::: Exercise inputs

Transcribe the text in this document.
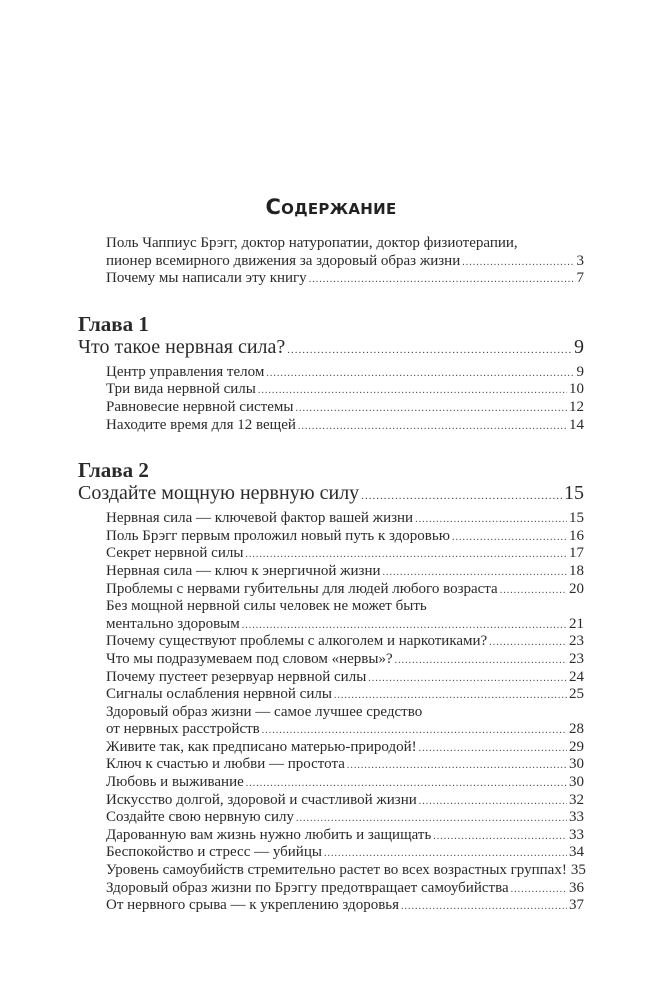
Содержание
Поль Чаппиус Брэгг, доктор натуропатии, доктор физиотерапии,
пионер всемирного движения за здоровый образ жизни .....	3
Почему мы написали эту книгу .....	7
Глава 1
Что такое нервная сила? .....	9
Центр управления телом .....	9
Три вида нервной силы .....	10
Равновесие нервной системы .....	12
Находите время для 12 вещей .....	14
Глава 2
Создайте мощную нервную силу .....	15
Нервная сила — ключевой фактор вашей жизни .....	15
Поль Брэгг первым проложил новый путь к здоровью .....	16
Секрет нервной силы .....	17
Нервная сила — ключ к энергичной жизни .....	18
Проблемы с нервами губительны для людей любого возраста .....	20
Без мощной нервной силы человек не может быть
ментально здоровым .....	21
Почему существуют проблемы с алкоголем и наркотиками? .....	23
Что мы подразумеваем под словом «нервы»? .....	23
Почему пустеет резервуар нервной силы .....	24
Сигналы ослабления нервной силы .....	25
Здоровый образ жизни — самое лучшее средство
от нервных расстройств .....	28
Живите так, как предписано матерью-природой! .....	29
Ключ к счастью и любви — простота .....	30
Любовь и выживание .....	30
Искусство долгой, здоровой и счастливой жизни .....	32
Создайте свою нервную силу .....	33
Дарованную вам жизнь нужно любить и защищать .....	33
Беспокойство и стресс — убийцы .....	34
Уровень самоубийств стремительно растет во всех возрастных группах! 35
Здоровый образ жизни по Брэггу предотвращает самоубийства .....	36
От нервного срыва — к укреплению здоровья .....	37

::::::

*Written task:* Give back only a number, the number of lines where the string "Почему" occurs.

*Solved exercise:* 3